§ **EXERCISE PROMPT**:
Present each line of the entries below that holds the word "name".

§ **INPUT MATERIAL**:
● ● ●

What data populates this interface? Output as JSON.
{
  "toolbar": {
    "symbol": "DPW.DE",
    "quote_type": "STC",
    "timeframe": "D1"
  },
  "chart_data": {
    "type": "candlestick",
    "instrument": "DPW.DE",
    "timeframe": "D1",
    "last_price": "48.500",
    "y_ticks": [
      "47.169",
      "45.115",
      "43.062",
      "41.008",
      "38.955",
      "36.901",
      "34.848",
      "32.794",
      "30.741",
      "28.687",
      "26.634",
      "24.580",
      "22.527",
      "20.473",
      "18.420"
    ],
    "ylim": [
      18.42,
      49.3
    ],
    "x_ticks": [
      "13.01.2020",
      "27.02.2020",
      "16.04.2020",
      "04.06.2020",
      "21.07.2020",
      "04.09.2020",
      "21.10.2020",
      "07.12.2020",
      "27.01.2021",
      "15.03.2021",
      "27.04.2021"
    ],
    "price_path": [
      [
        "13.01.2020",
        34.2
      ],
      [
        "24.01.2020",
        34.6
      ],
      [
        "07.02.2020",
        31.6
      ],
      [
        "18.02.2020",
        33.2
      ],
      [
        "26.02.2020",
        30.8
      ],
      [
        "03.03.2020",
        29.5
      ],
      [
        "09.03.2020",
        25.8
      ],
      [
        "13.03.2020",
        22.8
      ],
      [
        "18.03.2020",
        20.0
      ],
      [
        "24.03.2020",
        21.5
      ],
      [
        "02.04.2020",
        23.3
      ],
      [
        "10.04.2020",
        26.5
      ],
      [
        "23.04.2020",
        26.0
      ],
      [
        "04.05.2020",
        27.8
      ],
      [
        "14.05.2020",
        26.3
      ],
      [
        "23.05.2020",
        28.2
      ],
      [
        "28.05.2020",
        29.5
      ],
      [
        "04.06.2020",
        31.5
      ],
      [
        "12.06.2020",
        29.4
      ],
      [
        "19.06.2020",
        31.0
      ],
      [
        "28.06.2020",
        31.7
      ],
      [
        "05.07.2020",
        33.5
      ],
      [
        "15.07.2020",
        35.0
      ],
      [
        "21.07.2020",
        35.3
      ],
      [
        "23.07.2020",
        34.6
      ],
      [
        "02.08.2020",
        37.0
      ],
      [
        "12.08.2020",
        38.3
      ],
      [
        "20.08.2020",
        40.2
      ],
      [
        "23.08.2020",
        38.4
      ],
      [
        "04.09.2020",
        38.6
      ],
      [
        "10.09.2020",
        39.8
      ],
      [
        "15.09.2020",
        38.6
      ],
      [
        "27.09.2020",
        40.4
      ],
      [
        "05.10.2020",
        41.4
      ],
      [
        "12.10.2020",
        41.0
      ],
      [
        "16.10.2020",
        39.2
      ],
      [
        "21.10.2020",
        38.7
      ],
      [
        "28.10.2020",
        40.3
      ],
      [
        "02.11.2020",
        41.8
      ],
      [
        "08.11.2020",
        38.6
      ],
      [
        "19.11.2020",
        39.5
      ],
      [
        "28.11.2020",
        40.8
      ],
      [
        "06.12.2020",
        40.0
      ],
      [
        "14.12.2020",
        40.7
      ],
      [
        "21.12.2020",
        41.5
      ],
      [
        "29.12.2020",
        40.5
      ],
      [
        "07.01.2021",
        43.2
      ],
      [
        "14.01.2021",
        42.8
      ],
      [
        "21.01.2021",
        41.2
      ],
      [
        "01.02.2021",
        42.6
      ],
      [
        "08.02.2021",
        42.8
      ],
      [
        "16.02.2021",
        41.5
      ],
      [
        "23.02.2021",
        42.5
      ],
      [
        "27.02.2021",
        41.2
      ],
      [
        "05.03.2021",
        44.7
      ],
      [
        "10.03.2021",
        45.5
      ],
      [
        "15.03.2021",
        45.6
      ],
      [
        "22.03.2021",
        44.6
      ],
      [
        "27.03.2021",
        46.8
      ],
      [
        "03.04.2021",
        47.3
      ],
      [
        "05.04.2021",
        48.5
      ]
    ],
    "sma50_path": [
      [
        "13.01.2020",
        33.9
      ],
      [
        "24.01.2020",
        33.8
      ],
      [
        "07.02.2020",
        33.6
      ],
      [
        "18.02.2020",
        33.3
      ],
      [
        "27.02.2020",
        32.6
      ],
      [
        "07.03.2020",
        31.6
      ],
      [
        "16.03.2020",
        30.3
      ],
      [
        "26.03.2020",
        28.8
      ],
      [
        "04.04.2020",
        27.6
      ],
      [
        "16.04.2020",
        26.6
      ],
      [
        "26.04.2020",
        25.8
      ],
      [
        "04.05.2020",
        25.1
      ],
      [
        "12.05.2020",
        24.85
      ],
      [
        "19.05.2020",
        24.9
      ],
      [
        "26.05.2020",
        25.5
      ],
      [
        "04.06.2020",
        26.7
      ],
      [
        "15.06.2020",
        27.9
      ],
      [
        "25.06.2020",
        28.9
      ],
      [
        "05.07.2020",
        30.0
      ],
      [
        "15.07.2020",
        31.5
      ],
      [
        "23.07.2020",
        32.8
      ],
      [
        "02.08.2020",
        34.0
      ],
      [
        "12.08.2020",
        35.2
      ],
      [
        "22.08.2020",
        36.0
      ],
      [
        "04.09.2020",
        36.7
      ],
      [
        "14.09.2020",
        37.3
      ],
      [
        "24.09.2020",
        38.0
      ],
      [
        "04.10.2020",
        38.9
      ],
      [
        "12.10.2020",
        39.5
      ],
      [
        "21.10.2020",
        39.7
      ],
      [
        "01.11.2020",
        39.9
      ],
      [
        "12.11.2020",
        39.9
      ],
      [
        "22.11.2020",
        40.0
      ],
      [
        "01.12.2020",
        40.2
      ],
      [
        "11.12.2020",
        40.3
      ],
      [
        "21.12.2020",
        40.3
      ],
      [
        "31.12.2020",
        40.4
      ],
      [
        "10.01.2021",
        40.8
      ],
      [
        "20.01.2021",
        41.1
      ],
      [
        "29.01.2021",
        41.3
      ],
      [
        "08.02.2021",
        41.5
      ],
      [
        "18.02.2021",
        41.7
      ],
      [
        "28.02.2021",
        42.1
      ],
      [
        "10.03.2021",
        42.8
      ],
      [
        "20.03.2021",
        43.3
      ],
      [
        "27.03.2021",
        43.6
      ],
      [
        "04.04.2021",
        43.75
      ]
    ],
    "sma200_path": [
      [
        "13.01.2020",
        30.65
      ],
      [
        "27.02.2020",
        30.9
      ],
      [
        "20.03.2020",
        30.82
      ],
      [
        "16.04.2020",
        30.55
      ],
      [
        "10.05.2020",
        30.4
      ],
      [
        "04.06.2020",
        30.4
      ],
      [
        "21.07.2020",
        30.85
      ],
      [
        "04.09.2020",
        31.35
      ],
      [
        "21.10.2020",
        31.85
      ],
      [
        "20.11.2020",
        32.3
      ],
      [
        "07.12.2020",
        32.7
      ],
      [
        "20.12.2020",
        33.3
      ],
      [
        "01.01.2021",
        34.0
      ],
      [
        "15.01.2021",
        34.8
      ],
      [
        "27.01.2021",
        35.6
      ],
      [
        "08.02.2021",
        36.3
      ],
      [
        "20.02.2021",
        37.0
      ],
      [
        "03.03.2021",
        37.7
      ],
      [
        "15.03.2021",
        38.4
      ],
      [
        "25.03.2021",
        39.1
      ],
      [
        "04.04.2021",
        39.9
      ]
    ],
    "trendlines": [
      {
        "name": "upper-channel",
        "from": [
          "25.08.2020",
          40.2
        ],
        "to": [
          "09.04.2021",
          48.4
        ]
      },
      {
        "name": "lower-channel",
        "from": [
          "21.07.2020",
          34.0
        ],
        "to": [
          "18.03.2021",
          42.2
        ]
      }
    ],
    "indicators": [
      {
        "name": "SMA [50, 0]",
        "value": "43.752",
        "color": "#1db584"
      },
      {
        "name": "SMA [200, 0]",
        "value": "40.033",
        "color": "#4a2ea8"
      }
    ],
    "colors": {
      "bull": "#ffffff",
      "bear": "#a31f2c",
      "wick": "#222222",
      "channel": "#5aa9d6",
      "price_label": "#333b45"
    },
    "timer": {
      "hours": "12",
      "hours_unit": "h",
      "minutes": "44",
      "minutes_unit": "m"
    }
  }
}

● ● ●

§ **SOLUTION**:
        "name": "upper-channel",
        "name": "lower-channel",
        "name": "SMA [50, 0]",
        "name": "SMA [200, 0]",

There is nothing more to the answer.